_EXERCISE OBJECTIVE_: Do any lines in the data below contain "from"? If so, copy every one of them.

_RECORD EXTRACTS_:
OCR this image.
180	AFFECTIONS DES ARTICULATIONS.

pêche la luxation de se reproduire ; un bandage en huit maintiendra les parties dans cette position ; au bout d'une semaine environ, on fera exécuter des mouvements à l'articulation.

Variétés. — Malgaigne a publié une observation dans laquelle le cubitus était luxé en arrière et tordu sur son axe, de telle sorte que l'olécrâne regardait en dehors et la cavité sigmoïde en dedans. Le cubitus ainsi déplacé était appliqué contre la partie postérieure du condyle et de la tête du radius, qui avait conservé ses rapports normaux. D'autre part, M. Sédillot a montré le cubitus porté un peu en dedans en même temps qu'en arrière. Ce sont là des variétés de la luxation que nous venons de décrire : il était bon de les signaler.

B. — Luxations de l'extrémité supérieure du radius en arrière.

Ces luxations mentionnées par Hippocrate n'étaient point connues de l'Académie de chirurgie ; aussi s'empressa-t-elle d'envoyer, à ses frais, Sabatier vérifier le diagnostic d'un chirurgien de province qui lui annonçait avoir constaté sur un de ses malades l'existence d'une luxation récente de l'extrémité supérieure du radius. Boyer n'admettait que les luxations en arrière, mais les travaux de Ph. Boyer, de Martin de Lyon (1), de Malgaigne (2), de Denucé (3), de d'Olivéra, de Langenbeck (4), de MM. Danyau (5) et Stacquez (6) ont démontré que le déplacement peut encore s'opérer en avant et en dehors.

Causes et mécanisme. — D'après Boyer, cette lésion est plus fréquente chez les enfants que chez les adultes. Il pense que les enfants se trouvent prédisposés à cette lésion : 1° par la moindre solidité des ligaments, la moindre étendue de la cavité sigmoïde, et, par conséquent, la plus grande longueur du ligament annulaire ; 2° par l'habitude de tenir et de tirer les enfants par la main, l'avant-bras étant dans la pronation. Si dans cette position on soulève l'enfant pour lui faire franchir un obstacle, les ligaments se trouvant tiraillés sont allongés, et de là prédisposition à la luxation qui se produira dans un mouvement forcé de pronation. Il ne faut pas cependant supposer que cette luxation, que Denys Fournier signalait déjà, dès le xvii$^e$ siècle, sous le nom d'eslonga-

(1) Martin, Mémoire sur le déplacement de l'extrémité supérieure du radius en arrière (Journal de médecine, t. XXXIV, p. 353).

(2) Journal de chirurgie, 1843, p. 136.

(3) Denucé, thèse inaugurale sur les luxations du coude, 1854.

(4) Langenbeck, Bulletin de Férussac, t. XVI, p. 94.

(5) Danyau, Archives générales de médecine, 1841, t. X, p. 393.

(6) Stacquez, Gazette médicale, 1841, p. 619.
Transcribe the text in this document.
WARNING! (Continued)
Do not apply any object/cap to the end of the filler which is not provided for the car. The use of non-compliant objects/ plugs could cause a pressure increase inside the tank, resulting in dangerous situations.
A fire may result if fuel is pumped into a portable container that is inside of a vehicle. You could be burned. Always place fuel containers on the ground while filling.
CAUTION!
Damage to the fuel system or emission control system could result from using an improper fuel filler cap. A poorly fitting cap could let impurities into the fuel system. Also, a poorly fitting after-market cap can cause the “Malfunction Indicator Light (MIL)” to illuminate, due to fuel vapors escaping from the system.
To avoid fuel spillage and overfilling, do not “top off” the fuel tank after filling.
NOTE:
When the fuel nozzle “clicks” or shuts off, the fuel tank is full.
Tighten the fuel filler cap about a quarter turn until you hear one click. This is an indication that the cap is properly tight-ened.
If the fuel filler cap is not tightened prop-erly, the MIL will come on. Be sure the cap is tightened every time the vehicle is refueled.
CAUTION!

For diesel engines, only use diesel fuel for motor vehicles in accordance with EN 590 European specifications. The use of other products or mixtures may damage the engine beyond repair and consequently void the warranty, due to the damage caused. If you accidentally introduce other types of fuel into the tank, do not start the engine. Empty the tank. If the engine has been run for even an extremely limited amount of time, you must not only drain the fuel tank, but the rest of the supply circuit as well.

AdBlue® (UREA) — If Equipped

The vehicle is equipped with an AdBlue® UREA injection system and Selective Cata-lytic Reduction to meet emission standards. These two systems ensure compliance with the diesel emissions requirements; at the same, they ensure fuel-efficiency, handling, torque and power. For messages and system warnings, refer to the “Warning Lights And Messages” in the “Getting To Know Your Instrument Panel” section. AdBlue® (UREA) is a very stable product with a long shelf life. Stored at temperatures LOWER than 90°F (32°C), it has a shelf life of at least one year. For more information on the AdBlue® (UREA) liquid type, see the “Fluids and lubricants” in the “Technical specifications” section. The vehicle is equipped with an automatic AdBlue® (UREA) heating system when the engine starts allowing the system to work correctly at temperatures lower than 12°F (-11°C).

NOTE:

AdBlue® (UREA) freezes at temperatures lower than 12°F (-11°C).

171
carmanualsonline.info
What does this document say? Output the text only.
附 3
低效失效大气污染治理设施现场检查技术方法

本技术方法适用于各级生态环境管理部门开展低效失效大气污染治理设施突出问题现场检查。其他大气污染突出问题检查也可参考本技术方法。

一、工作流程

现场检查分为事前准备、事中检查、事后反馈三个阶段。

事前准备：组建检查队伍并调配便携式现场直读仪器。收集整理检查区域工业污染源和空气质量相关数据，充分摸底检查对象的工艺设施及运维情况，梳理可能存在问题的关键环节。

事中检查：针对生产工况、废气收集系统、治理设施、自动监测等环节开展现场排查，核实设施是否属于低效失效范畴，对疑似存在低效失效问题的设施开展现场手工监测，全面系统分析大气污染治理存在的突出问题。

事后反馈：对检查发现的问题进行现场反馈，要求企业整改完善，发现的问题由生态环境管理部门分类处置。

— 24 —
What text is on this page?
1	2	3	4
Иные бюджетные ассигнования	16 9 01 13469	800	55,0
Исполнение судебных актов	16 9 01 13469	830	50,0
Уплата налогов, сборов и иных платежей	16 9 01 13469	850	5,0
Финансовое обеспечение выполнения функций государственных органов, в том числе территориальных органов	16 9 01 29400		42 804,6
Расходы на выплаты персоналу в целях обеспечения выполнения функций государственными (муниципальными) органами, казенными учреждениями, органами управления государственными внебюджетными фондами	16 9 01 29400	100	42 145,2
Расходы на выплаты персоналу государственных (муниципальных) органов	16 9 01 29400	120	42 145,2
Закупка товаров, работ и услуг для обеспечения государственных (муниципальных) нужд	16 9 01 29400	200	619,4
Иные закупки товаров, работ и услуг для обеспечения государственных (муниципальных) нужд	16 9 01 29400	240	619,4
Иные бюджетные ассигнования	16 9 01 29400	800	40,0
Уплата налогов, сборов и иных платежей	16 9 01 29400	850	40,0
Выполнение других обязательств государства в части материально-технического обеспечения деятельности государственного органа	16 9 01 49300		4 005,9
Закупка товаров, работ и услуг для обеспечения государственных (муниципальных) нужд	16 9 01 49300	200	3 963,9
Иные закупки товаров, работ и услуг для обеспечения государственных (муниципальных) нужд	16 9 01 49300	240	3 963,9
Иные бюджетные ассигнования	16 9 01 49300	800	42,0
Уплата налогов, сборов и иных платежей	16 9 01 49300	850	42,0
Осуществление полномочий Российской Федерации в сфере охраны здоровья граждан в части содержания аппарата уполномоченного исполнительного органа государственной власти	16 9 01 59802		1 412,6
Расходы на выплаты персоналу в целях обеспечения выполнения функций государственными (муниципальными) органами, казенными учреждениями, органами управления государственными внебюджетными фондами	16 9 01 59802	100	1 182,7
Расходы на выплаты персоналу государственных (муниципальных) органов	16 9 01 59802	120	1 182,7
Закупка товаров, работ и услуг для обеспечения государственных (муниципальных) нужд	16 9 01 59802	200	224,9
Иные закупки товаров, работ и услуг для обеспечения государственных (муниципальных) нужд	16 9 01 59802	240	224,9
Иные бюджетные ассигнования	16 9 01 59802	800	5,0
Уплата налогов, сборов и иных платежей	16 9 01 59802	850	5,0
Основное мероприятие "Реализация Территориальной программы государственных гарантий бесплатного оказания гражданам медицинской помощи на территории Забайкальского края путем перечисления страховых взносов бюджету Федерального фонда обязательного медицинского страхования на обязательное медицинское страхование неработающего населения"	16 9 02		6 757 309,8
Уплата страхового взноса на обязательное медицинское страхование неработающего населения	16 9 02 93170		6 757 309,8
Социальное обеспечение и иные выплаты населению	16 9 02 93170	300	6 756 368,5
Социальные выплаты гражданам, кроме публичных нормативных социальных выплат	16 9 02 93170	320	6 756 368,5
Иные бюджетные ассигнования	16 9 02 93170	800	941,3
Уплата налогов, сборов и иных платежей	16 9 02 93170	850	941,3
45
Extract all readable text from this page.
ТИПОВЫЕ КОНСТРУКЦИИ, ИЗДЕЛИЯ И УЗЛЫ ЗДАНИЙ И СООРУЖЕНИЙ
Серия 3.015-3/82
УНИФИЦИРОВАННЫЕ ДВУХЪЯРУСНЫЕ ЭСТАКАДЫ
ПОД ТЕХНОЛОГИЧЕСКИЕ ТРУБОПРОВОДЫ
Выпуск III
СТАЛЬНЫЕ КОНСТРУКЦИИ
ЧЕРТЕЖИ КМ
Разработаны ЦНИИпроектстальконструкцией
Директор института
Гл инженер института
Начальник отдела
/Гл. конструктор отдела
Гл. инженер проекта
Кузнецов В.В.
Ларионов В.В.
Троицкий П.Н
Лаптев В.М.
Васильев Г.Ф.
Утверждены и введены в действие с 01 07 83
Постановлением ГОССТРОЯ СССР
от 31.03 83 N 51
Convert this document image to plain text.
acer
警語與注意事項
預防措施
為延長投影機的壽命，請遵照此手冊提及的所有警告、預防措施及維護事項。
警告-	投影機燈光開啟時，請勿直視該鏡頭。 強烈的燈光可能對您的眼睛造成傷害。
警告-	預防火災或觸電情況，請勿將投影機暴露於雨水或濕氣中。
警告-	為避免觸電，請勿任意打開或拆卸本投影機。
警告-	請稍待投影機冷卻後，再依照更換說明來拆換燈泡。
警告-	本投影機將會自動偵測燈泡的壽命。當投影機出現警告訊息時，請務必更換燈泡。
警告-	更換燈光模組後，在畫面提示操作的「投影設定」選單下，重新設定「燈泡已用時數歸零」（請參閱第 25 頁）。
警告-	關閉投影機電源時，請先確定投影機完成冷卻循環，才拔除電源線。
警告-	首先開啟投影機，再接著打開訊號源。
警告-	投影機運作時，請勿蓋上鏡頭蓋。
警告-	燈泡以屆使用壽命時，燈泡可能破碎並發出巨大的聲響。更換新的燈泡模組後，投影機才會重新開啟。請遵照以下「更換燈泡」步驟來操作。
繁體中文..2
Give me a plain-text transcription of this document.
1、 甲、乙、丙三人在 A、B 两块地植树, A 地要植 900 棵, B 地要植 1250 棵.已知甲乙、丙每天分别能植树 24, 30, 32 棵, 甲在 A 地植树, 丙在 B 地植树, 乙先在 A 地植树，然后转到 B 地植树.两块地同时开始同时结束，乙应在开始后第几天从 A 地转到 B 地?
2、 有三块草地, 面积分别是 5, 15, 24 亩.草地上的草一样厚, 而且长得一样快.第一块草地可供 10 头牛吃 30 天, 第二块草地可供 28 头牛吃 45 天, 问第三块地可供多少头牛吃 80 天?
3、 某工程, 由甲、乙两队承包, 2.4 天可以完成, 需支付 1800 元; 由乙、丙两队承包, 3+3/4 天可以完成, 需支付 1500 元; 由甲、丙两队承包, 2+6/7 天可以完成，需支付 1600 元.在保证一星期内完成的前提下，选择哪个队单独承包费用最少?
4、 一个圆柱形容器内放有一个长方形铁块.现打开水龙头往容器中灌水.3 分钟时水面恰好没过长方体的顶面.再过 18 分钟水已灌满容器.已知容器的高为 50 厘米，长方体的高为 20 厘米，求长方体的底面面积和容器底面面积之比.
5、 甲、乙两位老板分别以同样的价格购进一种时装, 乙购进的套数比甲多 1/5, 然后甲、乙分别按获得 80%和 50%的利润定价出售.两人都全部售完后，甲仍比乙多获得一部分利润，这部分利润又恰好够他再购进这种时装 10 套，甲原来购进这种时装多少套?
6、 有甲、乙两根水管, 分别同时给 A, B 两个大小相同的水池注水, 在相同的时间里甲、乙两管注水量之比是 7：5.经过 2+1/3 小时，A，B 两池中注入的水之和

_SOLUTION TO THIS TASK_:
Damage to the fuel system or emission control system could result from using an improper fuel filler cap. A poorly fitting cap could let impurities into the fuel system. Also, a poorly fitting after-market cap can cause the “Malfunction Indicator Light (MIL)” to illuminate, due to fuel vapors escaping from the system.
Extract all readable text from this page.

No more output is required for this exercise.